## Work to do
Wherever a line in the data below holds "What", copy that line.

## Provided entries
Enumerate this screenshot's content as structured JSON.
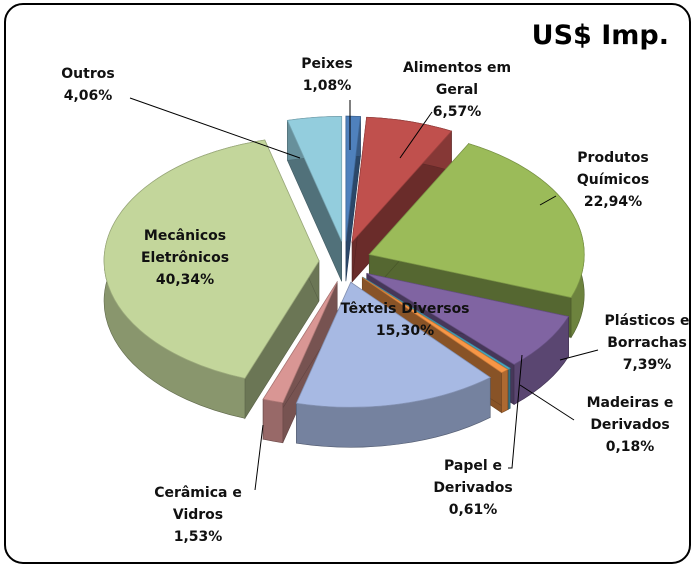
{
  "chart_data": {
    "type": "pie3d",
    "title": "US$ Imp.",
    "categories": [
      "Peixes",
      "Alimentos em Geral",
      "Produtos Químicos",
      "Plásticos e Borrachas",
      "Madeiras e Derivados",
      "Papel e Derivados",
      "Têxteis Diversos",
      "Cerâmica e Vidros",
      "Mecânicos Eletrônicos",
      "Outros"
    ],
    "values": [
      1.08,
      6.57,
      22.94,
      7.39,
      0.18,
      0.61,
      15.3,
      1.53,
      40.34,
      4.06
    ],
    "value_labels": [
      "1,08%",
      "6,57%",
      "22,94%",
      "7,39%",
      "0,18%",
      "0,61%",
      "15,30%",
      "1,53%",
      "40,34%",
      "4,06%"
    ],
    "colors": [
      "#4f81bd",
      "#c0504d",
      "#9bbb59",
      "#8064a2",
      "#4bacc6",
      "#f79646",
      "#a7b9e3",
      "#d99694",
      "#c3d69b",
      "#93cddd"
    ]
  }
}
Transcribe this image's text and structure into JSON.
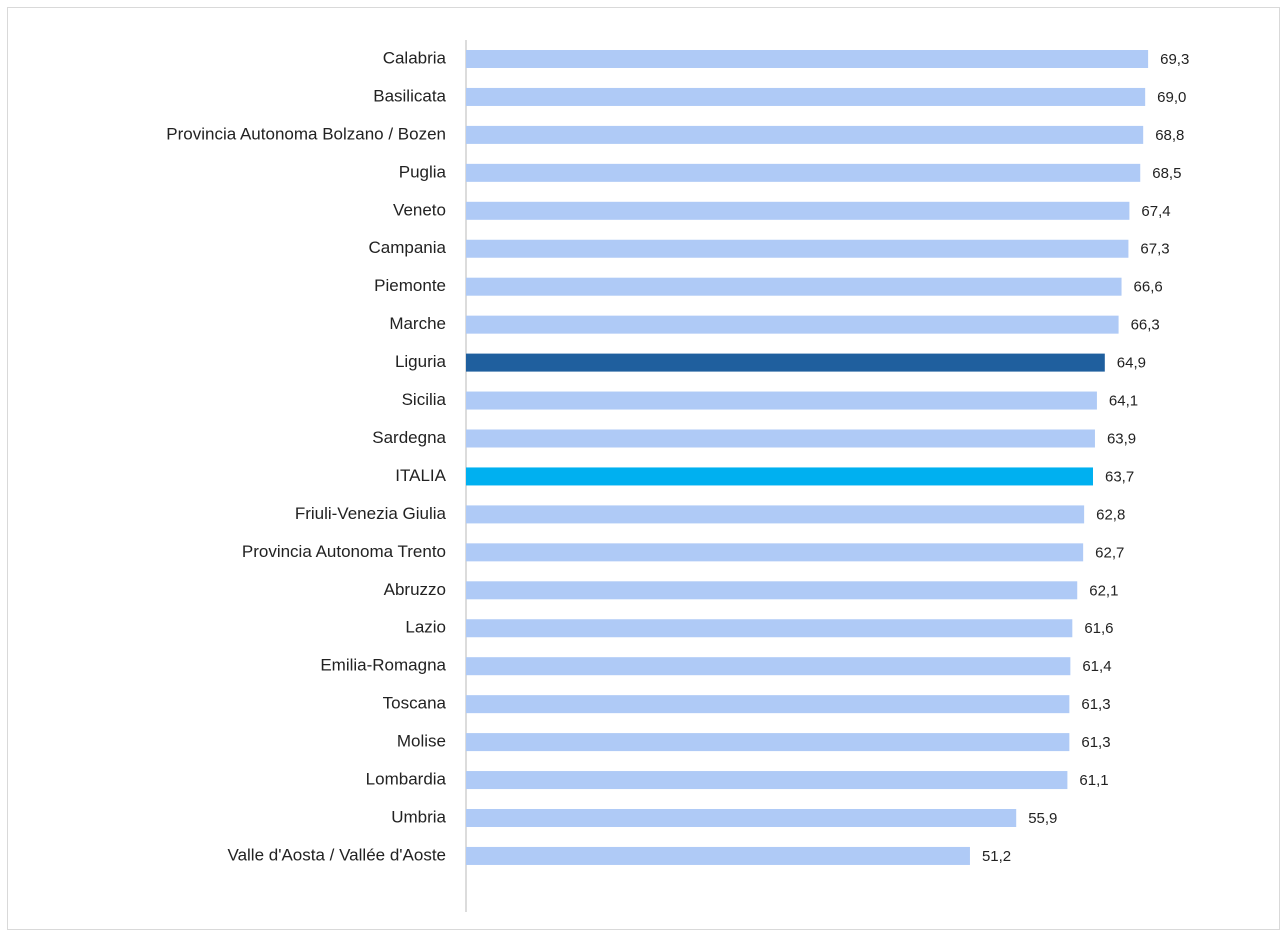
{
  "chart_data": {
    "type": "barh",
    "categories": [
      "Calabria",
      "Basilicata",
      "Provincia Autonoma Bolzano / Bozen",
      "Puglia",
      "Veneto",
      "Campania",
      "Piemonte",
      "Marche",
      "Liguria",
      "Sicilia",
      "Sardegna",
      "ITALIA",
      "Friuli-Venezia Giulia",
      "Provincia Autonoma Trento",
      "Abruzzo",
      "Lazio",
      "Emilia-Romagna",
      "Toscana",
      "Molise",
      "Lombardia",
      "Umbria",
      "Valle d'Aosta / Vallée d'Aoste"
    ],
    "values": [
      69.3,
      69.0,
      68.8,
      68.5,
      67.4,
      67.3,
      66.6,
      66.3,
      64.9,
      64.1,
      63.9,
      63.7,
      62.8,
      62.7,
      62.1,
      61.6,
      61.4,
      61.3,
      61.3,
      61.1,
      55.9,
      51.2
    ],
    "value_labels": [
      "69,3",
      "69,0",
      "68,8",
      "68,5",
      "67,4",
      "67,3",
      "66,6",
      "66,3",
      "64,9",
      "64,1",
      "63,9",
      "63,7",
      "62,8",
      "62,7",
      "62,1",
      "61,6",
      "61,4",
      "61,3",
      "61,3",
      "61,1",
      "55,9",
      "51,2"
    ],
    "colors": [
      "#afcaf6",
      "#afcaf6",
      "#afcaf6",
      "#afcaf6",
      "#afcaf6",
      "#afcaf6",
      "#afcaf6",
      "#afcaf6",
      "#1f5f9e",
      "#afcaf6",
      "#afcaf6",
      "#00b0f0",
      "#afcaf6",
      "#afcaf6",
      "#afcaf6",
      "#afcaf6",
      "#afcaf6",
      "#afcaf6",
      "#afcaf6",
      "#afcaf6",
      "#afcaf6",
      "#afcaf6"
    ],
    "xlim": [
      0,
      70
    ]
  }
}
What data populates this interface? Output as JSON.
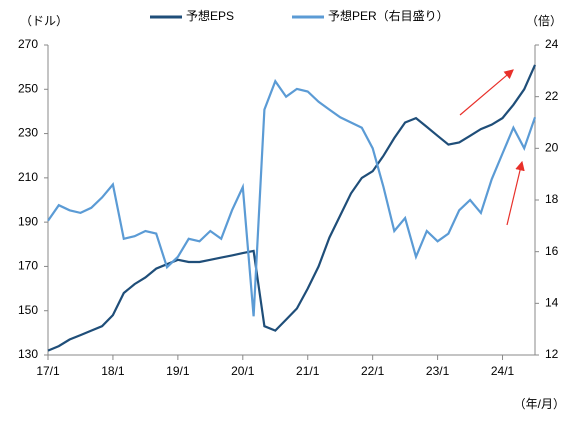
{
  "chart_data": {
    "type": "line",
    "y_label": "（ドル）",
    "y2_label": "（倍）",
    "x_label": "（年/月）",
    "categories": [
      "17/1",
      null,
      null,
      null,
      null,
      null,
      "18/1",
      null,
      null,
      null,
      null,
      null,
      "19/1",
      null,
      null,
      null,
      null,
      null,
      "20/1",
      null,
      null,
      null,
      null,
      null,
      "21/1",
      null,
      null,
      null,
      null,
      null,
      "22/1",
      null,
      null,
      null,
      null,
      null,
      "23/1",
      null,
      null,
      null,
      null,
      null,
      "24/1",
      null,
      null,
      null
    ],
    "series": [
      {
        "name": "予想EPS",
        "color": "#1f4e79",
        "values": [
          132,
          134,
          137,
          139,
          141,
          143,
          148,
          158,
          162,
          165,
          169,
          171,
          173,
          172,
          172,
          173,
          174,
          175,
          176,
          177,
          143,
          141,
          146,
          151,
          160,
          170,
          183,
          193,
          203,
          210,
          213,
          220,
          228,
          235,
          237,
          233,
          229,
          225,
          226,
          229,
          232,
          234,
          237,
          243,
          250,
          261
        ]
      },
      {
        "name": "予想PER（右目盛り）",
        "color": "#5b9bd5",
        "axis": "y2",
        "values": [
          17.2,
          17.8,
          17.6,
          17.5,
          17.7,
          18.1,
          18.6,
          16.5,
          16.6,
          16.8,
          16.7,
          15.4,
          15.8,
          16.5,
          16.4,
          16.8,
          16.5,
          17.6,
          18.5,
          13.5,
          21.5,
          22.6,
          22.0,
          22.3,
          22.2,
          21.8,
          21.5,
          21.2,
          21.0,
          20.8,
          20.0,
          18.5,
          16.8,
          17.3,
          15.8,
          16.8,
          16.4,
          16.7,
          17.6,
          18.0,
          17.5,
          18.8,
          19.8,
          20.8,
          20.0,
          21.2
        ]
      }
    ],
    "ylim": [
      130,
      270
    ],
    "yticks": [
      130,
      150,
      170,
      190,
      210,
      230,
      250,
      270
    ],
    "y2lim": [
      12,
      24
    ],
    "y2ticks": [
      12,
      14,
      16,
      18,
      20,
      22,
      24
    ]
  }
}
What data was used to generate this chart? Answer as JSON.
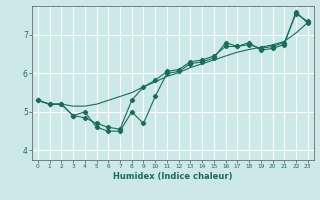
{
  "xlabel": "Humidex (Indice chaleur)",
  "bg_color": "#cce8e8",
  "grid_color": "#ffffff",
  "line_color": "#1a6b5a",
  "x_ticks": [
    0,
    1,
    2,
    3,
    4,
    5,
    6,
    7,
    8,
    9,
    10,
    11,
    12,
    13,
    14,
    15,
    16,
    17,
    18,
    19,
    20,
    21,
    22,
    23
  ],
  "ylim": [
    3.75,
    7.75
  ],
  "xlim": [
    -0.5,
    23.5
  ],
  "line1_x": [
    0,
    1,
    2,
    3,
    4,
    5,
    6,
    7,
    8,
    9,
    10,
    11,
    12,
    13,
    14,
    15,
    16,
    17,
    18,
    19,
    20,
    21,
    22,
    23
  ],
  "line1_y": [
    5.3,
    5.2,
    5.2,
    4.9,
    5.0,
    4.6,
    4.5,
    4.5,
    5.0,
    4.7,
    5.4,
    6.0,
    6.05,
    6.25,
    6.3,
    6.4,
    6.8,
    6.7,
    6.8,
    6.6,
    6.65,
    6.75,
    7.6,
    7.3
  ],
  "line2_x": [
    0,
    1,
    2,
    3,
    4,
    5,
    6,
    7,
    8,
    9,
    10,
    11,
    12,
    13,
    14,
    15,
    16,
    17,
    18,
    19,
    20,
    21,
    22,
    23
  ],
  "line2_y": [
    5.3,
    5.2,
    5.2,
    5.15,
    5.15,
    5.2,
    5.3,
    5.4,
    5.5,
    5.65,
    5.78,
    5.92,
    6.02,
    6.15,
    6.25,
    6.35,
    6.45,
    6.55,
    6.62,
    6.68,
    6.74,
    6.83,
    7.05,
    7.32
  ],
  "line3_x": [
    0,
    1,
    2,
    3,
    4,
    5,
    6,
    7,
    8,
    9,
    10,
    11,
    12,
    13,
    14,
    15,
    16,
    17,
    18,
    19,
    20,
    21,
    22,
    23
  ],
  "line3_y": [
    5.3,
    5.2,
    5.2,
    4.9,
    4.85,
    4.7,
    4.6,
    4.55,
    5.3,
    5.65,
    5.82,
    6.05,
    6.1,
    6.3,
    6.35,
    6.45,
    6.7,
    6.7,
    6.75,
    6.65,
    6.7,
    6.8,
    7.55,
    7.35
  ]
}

## Result for this exercise
What data populates this interface? Output as JSON.
What data was used to generate this chart? Answer as JSON.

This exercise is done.